*Written task*.
Scan the data for lines with "单位不服仲裁委劳动仲裁上诉状" and report the count by itself.

*Material provided*.
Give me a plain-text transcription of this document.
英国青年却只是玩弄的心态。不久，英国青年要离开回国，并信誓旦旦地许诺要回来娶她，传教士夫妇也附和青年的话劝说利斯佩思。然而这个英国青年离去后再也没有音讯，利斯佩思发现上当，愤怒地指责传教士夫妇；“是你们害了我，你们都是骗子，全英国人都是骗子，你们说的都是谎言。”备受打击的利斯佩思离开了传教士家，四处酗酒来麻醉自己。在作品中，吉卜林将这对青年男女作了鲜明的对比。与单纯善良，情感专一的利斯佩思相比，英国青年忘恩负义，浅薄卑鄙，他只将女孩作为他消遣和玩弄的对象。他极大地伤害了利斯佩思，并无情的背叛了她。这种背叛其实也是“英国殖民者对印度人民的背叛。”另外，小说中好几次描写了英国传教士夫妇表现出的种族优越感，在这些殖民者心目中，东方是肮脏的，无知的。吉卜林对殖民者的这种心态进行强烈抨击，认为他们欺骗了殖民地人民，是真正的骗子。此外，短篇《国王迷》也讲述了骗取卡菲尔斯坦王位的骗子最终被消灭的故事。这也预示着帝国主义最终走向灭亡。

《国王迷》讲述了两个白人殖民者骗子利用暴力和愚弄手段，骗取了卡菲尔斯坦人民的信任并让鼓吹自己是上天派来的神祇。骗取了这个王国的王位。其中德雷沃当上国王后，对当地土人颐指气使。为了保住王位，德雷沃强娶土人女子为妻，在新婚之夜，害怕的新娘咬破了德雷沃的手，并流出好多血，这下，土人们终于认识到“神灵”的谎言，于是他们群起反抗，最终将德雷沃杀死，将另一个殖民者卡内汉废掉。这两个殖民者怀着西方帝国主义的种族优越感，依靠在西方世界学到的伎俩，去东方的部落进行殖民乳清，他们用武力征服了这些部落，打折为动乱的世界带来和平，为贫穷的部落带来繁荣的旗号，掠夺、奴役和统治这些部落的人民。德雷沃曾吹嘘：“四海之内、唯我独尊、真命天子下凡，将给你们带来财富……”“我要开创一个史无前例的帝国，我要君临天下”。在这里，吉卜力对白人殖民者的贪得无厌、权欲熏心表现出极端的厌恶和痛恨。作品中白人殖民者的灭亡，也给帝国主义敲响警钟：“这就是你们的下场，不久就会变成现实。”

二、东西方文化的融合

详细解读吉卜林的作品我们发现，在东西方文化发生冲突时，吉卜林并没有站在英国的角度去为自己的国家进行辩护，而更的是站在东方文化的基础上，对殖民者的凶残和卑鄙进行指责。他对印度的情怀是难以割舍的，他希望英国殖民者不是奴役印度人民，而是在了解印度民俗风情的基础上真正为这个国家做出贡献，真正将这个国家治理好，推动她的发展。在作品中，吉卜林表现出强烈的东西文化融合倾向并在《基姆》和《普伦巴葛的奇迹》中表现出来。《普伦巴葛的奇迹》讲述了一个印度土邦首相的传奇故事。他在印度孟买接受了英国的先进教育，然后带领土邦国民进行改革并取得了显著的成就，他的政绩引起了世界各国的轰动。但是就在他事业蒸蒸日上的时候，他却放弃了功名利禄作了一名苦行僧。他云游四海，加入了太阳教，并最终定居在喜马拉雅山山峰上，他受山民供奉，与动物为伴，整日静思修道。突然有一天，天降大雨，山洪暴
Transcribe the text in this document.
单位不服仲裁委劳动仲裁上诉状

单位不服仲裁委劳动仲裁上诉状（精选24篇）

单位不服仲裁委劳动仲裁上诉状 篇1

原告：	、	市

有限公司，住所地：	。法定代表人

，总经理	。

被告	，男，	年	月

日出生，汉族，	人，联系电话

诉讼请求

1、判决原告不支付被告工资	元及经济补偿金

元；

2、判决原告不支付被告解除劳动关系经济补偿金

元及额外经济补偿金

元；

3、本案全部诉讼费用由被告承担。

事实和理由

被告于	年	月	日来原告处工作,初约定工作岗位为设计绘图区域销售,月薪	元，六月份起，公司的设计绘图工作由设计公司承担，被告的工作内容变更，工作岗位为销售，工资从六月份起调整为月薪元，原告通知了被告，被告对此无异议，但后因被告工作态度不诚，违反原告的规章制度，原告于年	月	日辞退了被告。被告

*Correct result*.
3